(Given problem) Please copy out the material word for word, starting at its first line and ending with the line that contains "y-tick-label: 60 (25, 260, 43, 277)".

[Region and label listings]
*-*-*

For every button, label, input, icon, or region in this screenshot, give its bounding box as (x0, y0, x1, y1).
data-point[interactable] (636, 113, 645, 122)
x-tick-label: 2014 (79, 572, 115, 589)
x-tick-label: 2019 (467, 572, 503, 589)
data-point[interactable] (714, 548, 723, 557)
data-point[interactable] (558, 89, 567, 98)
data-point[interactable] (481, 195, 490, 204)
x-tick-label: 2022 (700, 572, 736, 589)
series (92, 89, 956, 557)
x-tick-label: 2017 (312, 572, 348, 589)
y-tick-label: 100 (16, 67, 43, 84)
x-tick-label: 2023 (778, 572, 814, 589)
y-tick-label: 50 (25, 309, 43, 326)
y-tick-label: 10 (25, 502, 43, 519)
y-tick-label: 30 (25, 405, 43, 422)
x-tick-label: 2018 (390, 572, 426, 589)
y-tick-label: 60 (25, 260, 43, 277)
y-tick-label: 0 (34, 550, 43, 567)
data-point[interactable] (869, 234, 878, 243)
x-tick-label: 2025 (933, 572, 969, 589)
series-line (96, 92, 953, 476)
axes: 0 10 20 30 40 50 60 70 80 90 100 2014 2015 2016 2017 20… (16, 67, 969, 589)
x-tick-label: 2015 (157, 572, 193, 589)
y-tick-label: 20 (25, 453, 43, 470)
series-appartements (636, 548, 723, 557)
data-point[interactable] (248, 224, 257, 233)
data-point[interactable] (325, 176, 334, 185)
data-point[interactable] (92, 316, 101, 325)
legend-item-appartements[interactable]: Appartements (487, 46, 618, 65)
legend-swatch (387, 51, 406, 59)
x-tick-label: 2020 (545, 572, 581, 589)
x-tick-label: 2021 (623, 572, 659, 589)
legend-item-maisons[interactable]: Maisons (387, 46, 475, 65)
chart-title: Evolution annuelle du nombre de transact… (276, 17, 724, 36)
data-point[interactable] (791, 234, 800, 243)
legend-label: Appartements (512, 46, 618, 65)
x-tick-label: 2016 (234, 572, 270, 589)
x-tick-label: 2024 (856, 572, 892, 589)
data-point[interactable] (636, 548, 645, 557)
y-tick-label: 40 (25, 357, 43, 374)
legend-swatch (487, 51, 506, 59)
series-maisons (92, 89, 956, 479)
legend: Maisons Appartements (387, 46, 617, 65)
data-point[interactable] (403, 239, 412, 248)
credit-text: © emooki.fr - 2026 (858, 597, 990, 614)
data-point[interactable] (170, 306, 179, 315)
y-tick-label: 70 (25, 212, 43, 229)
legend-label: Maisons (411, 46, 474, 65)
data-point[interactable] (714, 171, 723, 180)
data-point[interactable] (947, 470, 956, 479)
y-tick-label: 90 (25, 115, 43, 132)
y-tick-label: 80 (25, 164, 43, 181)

*-*-*

(Completed exercise)
For every button, label, input, icon, or region in this screenshot, give its bounding box as (x0, y0, x1, y1).
data-point[interactable] (636, 113, 645, 122)
x-tick-label: 2014 (79, 572, 115, 589)
x-tick-label: 2019 (467, 572, 503, 589)
data-point[interactable] (714, 548, 723, 557)
data-point[interactable] (558, 89, 567, 98)
data-point[interactable] (481, 195, 490, 204)
x-tick-label: 2022 (700, 572, 736, 589)
series (92, 89, 956, 557)
x-tick-label: 2017 (312, 572, 348, 589)
y-tick-label: 100 (16, 67, 43, 84)
x-tick-label: 2023 (778, 572, 814, 589)
y-tick-label: 50 (25, 309, 43, 326)
y-tick-label: 10 (25, 502, 43, 519)
y-tick-label: 30 (25, 405, 43, 422)
x-tick-label: 2018 (390, 572, 426, 589)
y-tick-label: 60 (25, 260, 43, 277)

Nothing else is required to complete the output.